» **What this task involves**:
Filter the data below for the string "Zigeuner" and copy each matching line.

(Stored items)
Begin

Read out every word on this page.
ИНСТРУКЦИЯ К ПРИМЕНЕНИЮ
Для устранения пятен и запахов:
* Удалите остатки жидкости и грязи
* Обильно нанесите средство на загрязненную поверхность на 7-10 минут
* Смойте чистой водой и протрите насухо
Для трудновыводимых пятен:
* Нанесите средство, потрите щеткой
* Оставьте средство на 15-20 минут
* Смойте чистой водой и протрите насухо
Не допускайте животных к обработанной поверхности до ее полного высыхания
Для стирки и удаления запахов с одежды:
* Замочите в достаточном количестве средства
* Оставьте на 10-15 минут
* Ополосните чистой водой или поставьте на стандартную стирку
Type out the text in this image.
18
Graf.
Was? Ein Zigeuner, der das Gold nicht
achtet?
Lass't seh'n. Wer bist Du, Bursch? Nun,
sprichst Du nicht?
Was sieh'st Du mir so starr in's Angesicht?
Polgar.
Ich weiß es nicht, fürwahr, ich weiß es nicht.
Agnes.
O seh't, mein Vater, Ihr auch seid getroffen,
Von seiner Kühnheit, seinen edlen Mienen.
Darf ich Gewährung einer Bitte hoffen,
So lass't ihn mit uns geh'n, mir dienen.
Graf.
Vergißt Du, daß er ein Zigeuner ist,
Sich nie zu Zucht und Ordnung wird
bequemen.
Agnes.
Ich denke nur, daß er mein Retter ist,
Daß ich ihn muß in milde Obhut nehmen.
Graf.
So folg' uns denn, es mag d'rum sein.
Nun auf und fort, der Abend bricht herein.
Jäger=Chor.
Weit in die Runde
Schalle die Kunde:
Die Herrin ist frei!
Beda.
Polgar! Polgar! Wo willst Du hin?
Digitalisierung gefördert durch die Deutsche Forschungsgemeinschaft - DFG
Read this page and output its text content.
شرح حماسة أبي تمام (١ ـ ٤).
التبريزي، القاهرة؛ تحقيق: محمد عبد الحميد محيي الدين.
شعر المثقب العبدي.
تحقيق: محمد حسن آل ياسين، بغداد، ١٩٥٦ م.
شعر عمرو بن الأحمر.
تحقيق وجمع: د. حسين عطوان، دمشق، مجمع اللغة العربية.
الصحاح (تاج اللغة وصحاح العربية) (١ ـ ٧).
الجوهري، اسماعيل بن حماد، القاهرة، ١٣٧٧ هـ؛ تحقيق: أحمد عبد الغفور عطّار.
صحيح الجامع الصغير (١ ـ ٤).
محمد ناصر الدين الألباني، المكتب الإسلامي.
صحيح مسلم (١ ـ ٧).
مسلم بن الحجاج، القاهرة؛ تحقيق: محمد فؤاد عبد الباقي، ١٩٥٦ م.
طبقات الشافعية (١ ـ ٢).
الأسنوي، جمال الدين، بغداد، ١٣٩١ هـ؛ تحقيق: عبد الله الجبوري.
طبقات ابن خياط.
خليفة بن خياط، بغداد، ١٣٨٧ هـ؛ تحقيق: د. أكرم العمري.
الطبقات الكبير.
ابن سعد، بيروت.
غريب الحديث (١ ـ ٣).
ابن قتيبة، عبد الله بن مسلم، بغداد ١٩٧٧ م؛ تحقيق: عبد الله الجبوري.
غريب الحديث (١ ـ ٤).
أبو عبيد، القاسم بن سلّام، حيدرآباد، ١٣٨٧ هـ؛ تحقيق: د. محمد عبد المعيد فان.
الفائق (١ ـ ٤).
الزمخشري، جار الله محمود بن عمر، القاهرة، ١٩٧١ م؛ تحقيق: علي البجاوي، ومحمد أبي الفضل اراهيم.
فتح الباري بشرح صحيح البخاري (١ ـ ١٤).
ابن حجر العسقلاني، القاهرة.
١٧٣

End

» **Correct result**:
Was? Ein Zigeuner, der das Gold nicht
Vergißt Du, daß er ein Zigeuner ist,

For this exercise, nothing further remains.